--- start of Material supplied ---
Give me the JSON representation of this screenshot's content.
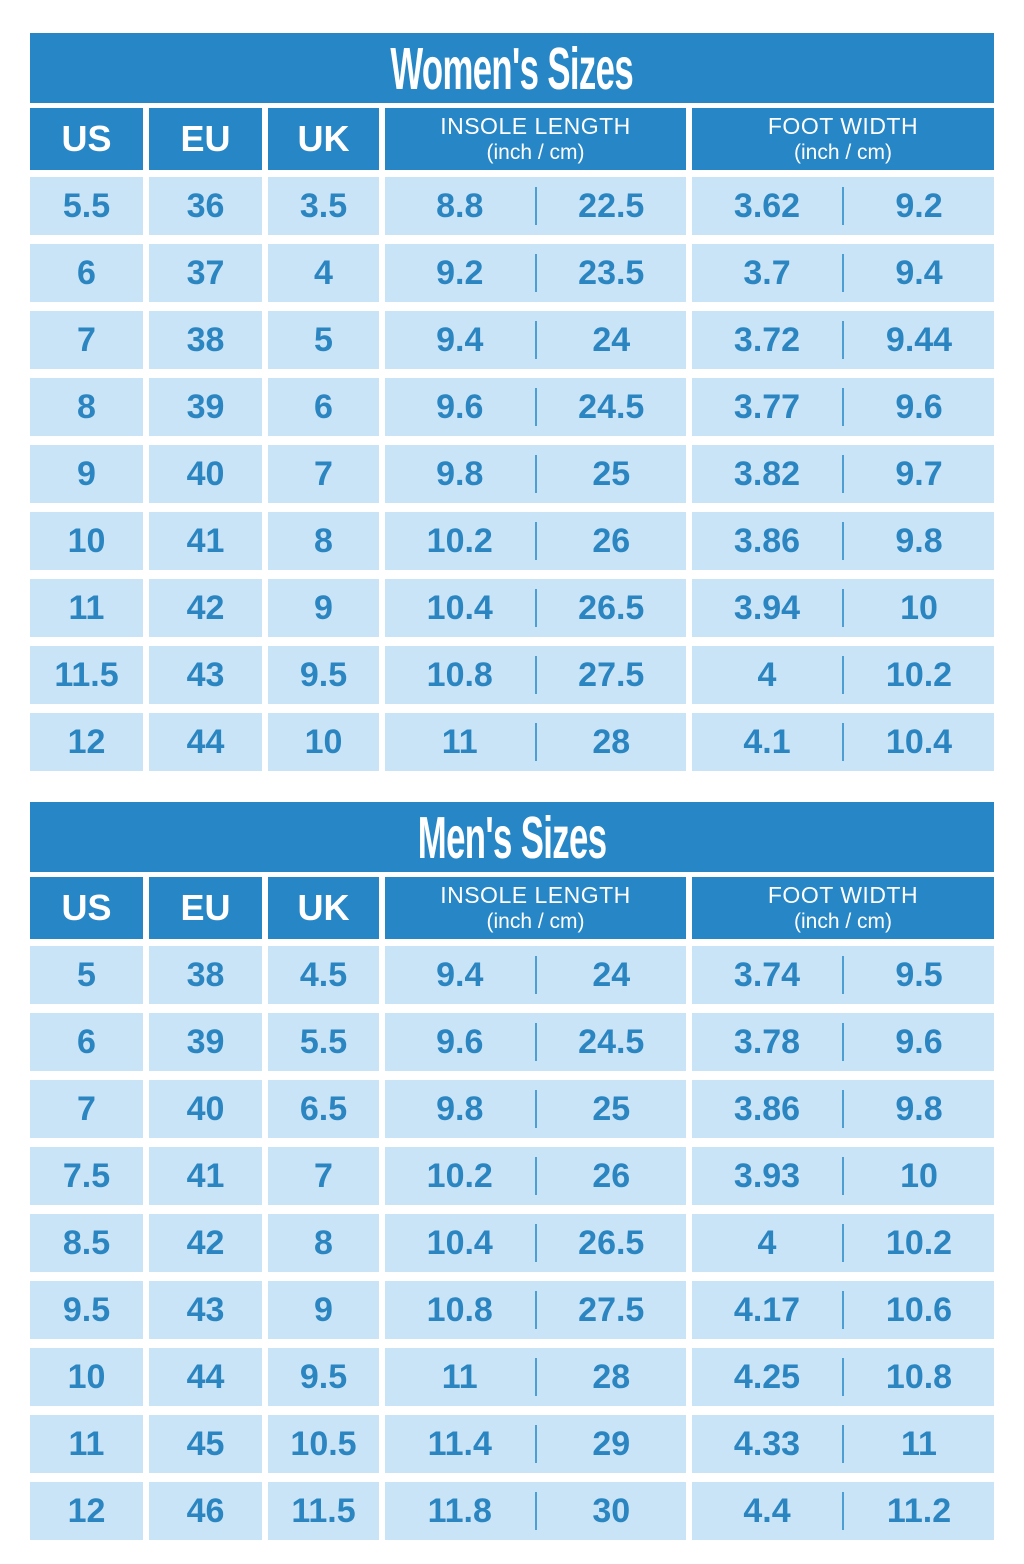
{
  "colors": {
    "blue": "#2787c6",
    "light_cell": "#c9e4f6",
    "number_text": "#2b85c1",
    "divider": "#4d9ed2",
    "title_text": "#ffffff"
  },
  "tables": [
    {
      "title": "Women's Sizes",
      "headers": {
        "us": "US",
        "eu": "EU",
        "uk": "UK",
        "insole": [
          "INSOLE LENGTH",
          "(inch / cm)"
        ],
        "foot": [
          "FOOT WIDTH",
          "(inch / cm)"
        ]
      },
      "rows": [
        [
          "5.5",
          "36",
          "3.5",
          "8.8",
          "22.5",
          "3.62",
          "9.2"
        ],
        [
          "6",
          "37",
          "4",
          "9.2",
          "23.5",
          "3.7",
          "9.4"
        ],
        [
          "7",
          "38",
          "5",
          "9.4",
          "24",
          "3.72",
          "9.44"
        ],
        [
          "8",
          "39",
          "6",
          "9.6",
          "24.5",
          "3.77",
          "9.6"
        ],
        [
          "9",
          "40",
          "7",
          "9.8",
          "25",
          "3.82",
          "9.7"
        ],
        [
          "10",
          "41",
          "8",
          "10.2",
          "26",
          "3.86",
          "9.8"
        ],
        [
          "11",
          "42",
          "9",
          "10.4",
          "26.5",
          "3.94",
          "10"
        ],
        [
          "11.5",
          "43",
          "9.5",
          "10.8",
          "27.5",
          "4",
          "10.2"
        ],
        [
          "12",
          "44",
          "10",
          "11",
          "28",
          "4.1",
          "10.4"
        ]
      ]
    },
    {
      "title": "Men's Sizes",
      "headers": {
        "us": "US",
        "eu": "EU",
        "uk": "UK",
        "insole": [
          "INSOLE LENGTH",
          "(inch / cm)"
        ],
        "foot": [
          "FOOT WIDTH",
          "(inch / cm)"
        ]
      },
      "rows": [
        [
          "5",
          "38",
          "4.5",
          "9.4",
          "24",
          "3.74",
          "9.5"
        ],
        [
          "6",
          "39",
          "5.5",
          "9.6",
          "24.5",
          "3.78",
          "9.6"
        ],
        [
          "7",
          "40",
          "6.5",
          "9.8",
          "25",
          "3.86",
          "9.8"
        ],
        [
          "7.5",
          "41",
          "7",
          "10.2",
          "26",
          "3.93",
          "10"
        ],
        [
          "8.5",
          "42",
          "8",
          "10.4",
          "26.5",
          "4",
          "10.2"
        ],
        [
          "9.5",
          "43",
          "9",
          "10.8",
          "27.5",
          "4.17",
          "10.6"
        ],
        [
          "10",
          "44",
          "9.5",
          "11",
          "28",
          "4.25",
          "10.8"
        ],
        [
          "11",
          "45",
          "10.5",
          "11.4",
          "29",
          "4.33",
          "11"
        ],
        [
          "12",
          "46",
          "11.5",
          "11.8",
          "30",
          "4.4",
          "11.2"
        ]
      ]
    }
  ]
}
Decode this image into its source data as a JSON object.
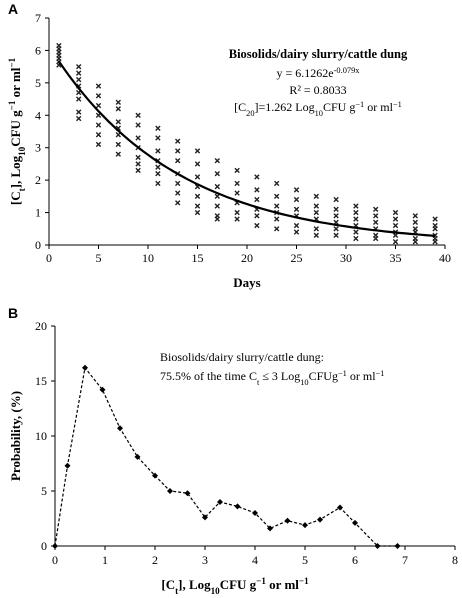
{
  "chart_data": [
    {
      "type": "scatter",
      "panel": "A",
      "xlabel": "Days",
      "ylabel_parts": [
        "[C",
        "t",
        "], Log",
        "10",
        "CFU g",
        "−1",
        " or ml",
        "−1"
      ],
      "xlim": [
        0,
        40
      ],
      "ylim": [
        0,
        7
      ],
      "xticks": [
        0,
        5,
        10,
        15,
        20,
        25,
        30,
        35,
        40
      ],
      "yticks": [
        0,
        1,
        2,
        3,
        4,
        5,
        6,
        7
      ],
      "annotation": {
        "title": "Biosolids/dairy slurry/cattle dung",
        "equation_base": "y = 6.1262e",
        "equation_exp": "-0.079x",
        "r2": "R² = 0.8033",
        "c20_parts": [
          "[C",
          "20",
          "]=1.262 Log",
          "10",
          "CFU g",
          "−1",
          " or ml",
          "−1"
        ]
      },
      "series": [
        {
          "x": [
            1,
            3,
            5,
            7,
            9,
            11,
            13,
            15,
            17,
            19,
            21,
            23,
            25,
            27,
            29,
            31,
            33,
            35,
            37,
            39
          ],
          "y_values": [
            [
              5.55,
              5.65,
              5.75,
              5.85,
              5.95,
              6.05,
              6.15
            ],
            [
              4.5,
              4.7,
              4.9,
              5.1,
              5.3,
              5.5,
              3.9,
              4.1
            ],
            [
              3.4,
              3.7,
              4.0,
              4.3,
              4.6,
              4.9,
              3.1
            ],
            [
              2.8,
              3.1,
              3.4,
              3.8,
              4.2,
              4.4,
              3.6
            ],
            [
              2.3,
              2.7,
              3.0,
              3.3,
              3.7,
              4.0,
              2.5
            ],
            [
              1.9,
              2.2,
              2.6,
              2.9,
              3.3,
              3.6,
              2.4
            ],
            [
              1.6,
              1.9,
              2.2,
              2.6,
              2.9,
              3.2,
              1.3
            ],
            [
              1.2,
              1.5,
              1.8,
              2.1,
              2.5,
              2.9,
              1.0
            ],
            [
              0.9,
              1.2,
              1.5,
              1.8,
              2.2,
              2.6,
              0.8
            ],
            [
              0.8,
              1.0,
              1.3,
              1.6,
              1.9,
              2.3
            ],
            [
              0.6,
              0.9,
              1.1,
              1.4,
              1.7,
              2.1
            ],
            [
              0.5,
              0.8,
              1.0,
              1.2,
              1.5,
              1.9
            ],
            [
              0.4,
              0.6,
              0.9,
              1.1,
              1.4,
              1.7
            ],
            [
              0.3,
              0.5,
              0.8,
              1.0,
              1.2,
              1.5
            ],
            [
              0.3,
              0.5,
              0.7,
              0.9,
              1.1,
              1.4
            ],
            [
              0.2,
              0.4,
              0.6,
              0.8,
              1.0,
              1.2
            ],
            [
              0.2,
              0.3,
              0.5,
              0.7,
              0.9,
              1.1
            ],
            [
              0.1,
              0.3,
              0.4,
              0.6,
              0.8,
              1.0
            ],
            [
              0.1,
              0.2,
              0.4,
              0.5,
              0.7,
              0.9
            ],
            [
              0.1,
              0.2,
              0.3,
              0.5,
              0.6,
              0.8
            ]
          ]
        }
      ],
      "fit": {
        "a": 6.1262,
        "b": -0.079,
        "x_range": [
          1,
          39
        ]
      }
    },
    {
      "type": "line",
      "panel": "B",
      "ylabel": "Probability, (%)",
      "xlabel_parts": [
        "[C",
        "t",
        "], Log",
        "10",
        "CFU g",
        "−1",
        " or ml",
        "−1"
      ],
      "xlim": [
        0,
        8
      ],
      "ylim": [
        0,
        20
      ],
      "xticks": [
        0,
        1,
        2,
        3,
        4,
        5,
        6,
        7,
        8
      ],
      "yticks": [
        0,
        5,
        10,
        15,
        20
      ],
      "annotation": {
        "line1": "Biosolids/dairy slurry/cattle dung:",
        "line2_parts": [
          "75.5% of  the time C",
          "t",
          " ≤ 3 Log",
          "10",
          "CFUg",
          "−1",
          " or ml",
          "−1"
        ]
      },
      "series": [
        {
          "x": [
            0,
            0.25,
            0.6,
            0.95,
            1.3,
            1.65,
            2.0,
            2.3,
            2.65,
            3.0,
            3.3,
            3.65,
            4.0,
            4.3,
            4.65,
            5.0,
            5.3,
            5.7,
            6.0,
            6.45,
            6.85
          ],
          "y": [
            0,
            7.3,
            16.2,
            14.2,
            10.7,
            8.1,
            6.4,
            5.0,
            4.8,
            2.6,
            4.0,
            3.6,
            3.0,
            1.6,
            2.3,
            1.9,
            2.4,
            3.5,
            2.1,
            0.0,
            0.0
          ]
        }
      ]
    }
  ]
}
--- end of Material supplied ---
Description of the task: Above are the records; reproduce them exactly and leave out the pictures.

Task result:
Give me the JSON representation of this screenshot's content.
{
  "colors": {
    "blue": "#2787c6",
    "light_cell": "#c9e4f6",
    "number_text": "#2b85c1",
    "divider": "#4d9ed2",
    "title_text": "#ffffff"
  },
  "tables": [
    {
      "title": "Women's Sizes",
      "headers": {
        "us": "US",
        "eu": "EU",
        "uk": "UK",
        "insole": [
          "INSOLE LENGTH",
          "(inch / cm)"
        ],
        "foot": [
          "FOOT WIDTH",
          "(inch / cm)"
        ]
      },
      "rows": [
        [
          "5.5",
          "36",
          "3.5",
          "8.8",
          "22.5",
          "3.62",
          "9.2"
        ],
        [
          "6",
          "37",
          "4",
          "9.2",
          "23.5",
          "3.7",
          "9.4"
        ],
        [
          "7",
          "38",
          "5",
          "9.4",
          "24",
          "3.72",
          "9.44"
        ],
        [
          "8",
          "39",
          "6",
          "9.6",
          "24.5",
          "3.77",
          "9.6"
        ],
        [
          "9",
          "40",
          "7",
          "9.8",
          "25",
          "3.82",
          "9.7"
        ],
        [
          "10",
          "41",
          "8",
          "10.2",
          "26",
          "3.86",
          "9.8"
        ],
        [
          "11",
          "42",
          "9",
          "10.4",
          "26.5",
          "3.94",
          "10"
        ],
        [
          "11.5",
          "43",
          "9.5",
          "10.8",
          "27.5",
          "4",
          "10.2"
        ],
        [
          "12",
          "44",
          "10",
          "11",
          "28",
          "4.1",
          "10.4"
        ]
      ]
    },
    {
      "title": "Men's Sizes",
      "headers": {
        "us": "US",
        "eu": "EU",
        "uk": "UK",
        "insole": [
          "INSOLE LENGTH",
          "(inch / cm)"
        ],
        "foot": [
          "FOOT WIDTH",
          "(inch / cm)"
        ]
      },
      "rows": [
        [
          "5",
          "38",
          "4.5",
          "9.4",
          "24",
          "3.74",
          "9.5"
        ],
        [
          "6",
          "39",
          "5.5",
          "9.6",
          "24.5",
          "3.78",
          "9.6"
        ],
        [
          "7",
          "40",
          "6.5",
          "9.8",
          "25",
          "3.86",
          "9.8"
        ],
        [
          "7.5",
          "41",
          "7",
          "10.2",
          "26",
          "3.93",
          "10"
        ],
        [
          "8.5",
          "42",
          "8",
          "10.4",
          "26.5",
          "4",
          "10.2"
        ],
        [
          "9.5",
          "43",
          "9",
          "10.8",
          "27.5",
          "4.17",
          "10.6"
        ],
        [
          "10",
          "44",
          "9.5",
          "11",
          "28",
          "4.25",
          "10.8"
        ],
        [
          "11",
          "45",
          "10.5",
          "11.4",
          "29",
          "4.33",
          "11"
        ],
        [
          "12",
          "46",
          "11.5",
          "11.8",
          "30",
          "4.4",
          "11.2"
        ]
      ]
    }
  ]
}
Decode this image into its source data as a JSON object.
{
  "chart_data": [
    {
      "type": "scatter",
      "panel": "A",
      "xlabel": "Days",
      "ylabel_parts": [
        "[C",
        "t",
        "], Log",
        "10",
        "CFU g",
        "−1",
        " or ml",
        "−1"
      ],
      "xlim": [
        0,
        40
      ],
      "ylim": [
        0,
        7
      ],
      "xticks": [
        0,
        5,
        10,
        15,
        20,
        25,
        30,
        35,
        40
      ],
      "yticks": [
        0,
        1,
        2,
        3,
        4,
        5,
        6,
        7
      ],
      "annotation": {
        "title": "Biosolids/dairy slurry/cattle dung",
        "equation_base": "y = 6.1262e",
        "equation_exp": "-0.079x",
        "r2": "R² = 0.8033",
        "c20_parts": [
          "[C",
          "20",
          "]=1.262 Log",
          "10",
          "CFU g",
          "−1",
          " or ml",
          "−1"
        ]
      },
      "series": [
        {
          "x": [
            1,
            3,
            5,
            7,
            9,
            11,
            13,
            15,
            17,
            19,
            21,
            23,
            25,
            27,
            29,
            31,
            33,
            35,
            37,
            39
          ],
          "y_values": [
            [
              5.55,
              5.65,
              5.75,
              5.85,
              5.95,
              6.05,
              6.15
            ],
            [
              4.5,
              4.7,
              4.9,
              5.1,
              5.3,
              5.5,
              3.9,
              4.1
            ],
            [
              3.4,
              3.7,
              4.0,
              4.3,
              4.6,
              4.9,
              3.1
            ],
            [
              2.8,
              3.1,
              3.4,
              3.8,
              4.2,
              4.4,
              3.6
            ],
            [
              2.3,
              2.7,
              3.0,
              3.3,
              3.7,
              4.0,
              2.5
            ],
            [
              1.9,
              2.2,
              2.6,
              2.9,
              3.3,
              3.6,
              2.4
            ],
            [
              1.6,
              1.9,
              2.2,
              2.6,
              2.9,
              3.2,
              1.3
            ],
            [
              1.2,
              1.5,
              1.8,
              2.1,
              2.5,
              2.9,
              1.0
            ],
            [
              0.9,
              1.2,
              1.5,
              1.8,
              2.2,
              2.6,
              0.8
            ],
            [
              0.8,
              1.0,
              1.3,
              1.6,
              1.9,
              2.3
            ],
            [
              0.6,
              0.9,
              1.1,
              1.4,
              1.7,
              2.1
            ],
            [
              0.5,
              0.8,
              1.0,
              1.2,
              1.5,
              1.9
            ],
            [
              0.4,
              0.6,
              0.9,
              1.1,
              1.4,
              1.7
            ],
            [
              0.3,
              0.5,
              0.8,
              1.0,
              1.2,
              1.5
            ],
            [
              0.3,
              0.5,
              0.7,
              0.9,
              1.1,
              1.4
            ],
            [
              0.2,
              0.4,
              0.6,
              0.8,
              1.0,
              1.2
            ],
            [
              0.2,
              0.3,
              0.5,
              0.7,
              0.9,
              1.1
            ],
            [
              0.1,
              0.3,
              0.4,
              0.6,
              0.8,
              1.0
            ],
            [
              0.1,
              0.2,
              0.4,
              0.5,
              0.7,
              0.9
            ],
            [
              0.1,
              0.2,
              0.3,
              0.5,
              0.6,
              0.8
            ]
          ]
        }
      ],
      "fit": {
        "a": 6.1262,
        "b": -0.079,
        "x_range": [
          1,
          39
        ]
      }
    },
    {
      "type": "line",
      "panel": "B",
      "ylabel": "Probability, (%)",
      "xlabel_parts": [
        "[C",
        "t",
        "], Log",
        "10",
        "CFU g",
        "−1",
        " or ml",
        "−1"
      ],
      "xlim": [
        0,
        8
      ],
      "ylim": [
        0,
        20
      ],
      "xticks": [
        0,
        1,
        2,
        3,
        4,
        5,
        6,
        7,
        8
      ],
      "yticks": [
        0,
        5,
        10,
        15,
        20
      ],
      "annotation": {
        "line1": "Biosolids/dairy slurry/cattle dung:",
        "line2_parts": [
          "75.5% of  the time C",
          "t",
          " ≤ 3 Log",
          "10",
          "CFUg",
          "−1",
          " or ml",
          "−1"
        ]
      },
      "series": [
        {
          "x": [
            0,
            0.25,
            0.6,
            0.95,
            1.3,
            1.65,
            2.0,
            2.3,
            2.65,
            3.0,
            3.3,
            3.65,
            4.0,
            4.3,
            4.65,
            5.0,
            5.3,
            5.7,
            6.0,
            6.45,
            6.85
          ],
          "y": [
            0,
            7.3,
            16.2,
            14.2,
            10.7,
            8.1,
            6.4,
            5.0,
            4.8,
            2.6,
            4.0,
            3.6,
            3.0,
            1.6,
            2.3,
            1.9,
            2.4,
            3.5,
            2.1,
            0.0,
            0.0
          ]
        }
      ]
    }
  ]
}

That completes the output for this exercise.